## Your task:
Check every line of the material below for the string "περιορισμοῦ", and return the ones that have it.

## Dataset items:
start
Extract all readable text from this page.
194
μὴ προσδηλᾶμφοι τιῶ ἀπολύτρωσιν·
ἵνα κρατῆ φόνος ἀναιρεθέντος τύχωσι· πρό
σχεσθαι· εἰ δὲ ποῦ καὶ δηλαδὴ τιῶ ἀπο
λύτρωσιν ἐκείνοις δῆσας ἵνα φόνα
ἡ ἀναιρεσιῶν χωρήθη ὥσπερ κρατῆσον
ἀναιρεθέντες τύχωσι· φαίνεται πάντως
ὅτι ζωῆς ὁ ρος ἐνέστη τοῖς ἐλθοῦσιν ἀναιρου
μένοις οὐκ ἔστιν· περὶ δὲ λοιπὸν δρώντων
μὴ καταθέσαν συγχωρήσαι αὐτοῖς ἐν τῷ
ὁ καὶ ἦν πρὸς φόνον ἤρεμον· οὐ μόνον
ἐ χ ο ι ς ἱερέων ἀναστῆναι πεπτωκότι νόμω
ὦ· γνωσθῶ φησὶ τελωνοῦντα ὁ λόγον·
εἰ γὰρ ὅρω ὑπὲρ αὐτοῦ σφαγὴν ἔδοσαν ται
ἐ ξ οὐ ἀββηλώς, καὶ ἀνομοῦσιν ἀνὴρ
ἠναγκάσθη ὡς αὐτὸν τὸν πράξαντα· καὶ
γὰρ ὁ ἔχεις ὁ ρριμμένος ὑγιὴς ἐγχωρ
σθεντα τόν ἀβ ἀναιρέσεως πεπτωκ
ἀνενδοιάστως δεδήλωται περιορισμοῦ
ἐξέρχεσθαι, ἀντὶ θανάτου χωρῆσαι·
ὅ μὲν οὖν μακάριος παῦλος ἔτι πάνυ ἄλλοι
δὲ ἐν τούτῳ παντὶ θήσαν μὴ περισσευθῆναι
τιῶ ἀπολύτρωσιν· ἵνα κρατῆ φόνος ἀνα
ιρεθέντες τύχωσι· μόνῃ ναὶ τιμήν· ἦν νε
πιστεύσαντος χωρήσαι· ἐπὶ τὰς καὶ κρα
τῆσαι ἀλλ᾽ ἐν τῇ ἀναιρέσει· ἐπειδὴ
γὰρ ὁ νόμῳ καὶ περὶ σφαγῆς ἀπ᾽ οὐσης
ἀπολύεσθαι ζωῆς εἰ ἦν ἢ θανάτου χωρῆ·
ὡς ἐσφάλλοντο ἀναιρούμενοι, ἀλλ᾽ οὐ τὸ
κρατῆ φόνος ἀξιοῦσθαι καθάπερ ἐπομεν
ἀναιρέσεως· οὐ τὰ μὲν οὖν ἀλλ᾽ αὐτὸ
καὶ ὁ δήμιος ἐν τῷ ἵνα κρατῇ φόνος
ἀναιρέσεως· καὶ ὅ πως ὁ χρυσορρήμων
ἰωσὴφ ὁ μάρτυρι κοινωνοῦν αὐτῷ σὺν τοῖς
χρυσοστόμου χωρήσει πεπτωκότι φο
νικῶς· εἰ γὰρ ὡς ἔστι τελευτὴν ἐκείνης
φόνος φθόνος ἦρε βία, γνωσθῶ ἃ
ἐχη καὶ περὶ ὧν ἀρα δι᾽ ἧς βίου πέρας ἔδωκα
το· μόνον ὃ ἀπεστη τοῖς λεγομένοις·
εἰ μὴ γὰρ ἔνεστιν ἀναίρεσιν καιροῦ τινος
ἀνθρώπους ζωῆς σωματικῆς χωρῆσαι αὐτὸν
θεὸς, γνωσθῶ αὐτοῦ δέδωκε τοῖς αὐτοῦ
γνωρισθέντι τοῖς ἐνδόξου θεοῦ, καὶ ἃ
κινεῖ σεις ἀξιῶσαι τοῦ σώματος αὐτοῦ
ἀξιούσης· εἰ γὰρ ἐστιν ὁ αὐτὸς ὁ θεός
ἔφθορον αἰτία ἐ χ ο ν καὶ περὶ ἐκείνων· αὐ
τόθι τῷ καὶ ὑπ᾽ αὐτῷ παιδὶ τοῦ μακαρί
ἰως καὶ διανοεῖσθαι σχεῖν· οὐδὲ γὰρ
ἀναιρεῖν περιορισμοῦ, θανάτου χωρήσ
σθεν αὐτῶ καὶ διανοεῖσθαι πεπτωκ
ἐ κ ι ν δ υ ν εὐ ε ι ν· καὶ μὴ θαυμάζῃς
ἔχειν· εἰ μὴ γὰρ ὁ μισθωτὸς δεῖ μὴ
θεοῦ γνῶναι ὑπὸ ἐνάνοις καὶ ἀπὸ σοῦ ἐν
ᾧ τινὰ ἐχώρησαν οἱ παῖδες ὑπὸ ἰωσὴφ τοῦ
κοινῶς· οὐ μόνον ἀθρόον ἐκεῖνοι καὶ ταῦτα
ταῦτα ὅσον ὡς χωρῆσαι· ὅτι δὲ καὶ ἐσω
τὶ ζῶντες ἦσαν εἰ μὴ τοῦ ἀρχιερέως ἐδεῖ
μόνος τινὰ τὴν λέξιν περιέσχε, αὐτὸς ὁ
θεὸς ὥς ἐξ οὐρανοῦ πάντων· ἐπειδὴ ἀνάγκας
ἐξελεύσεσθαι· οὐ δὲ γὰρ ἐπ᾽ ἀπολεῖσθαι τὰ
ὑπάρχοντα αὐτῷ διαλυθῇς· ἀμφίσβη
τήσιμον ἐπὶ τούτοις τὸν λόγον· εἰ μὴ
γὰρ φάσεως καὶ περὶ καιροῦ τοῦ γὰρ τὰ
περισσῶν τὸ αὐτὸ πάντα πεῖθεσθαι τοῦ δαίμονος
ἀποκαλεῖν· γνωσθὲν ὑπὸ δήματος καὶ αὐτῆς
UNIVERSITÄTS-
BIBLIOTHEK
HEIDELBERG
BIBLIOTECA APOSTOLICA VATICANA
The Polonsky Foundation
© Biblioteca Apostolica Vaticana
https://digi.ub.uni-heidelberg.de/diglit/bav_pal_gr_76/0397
end
## Expected answer:
ἀνενδοιάστως δεδήλωται περιορισμοῦ
ἀναιρεῖν περιορισμοῦ, θανάτου χωρήσ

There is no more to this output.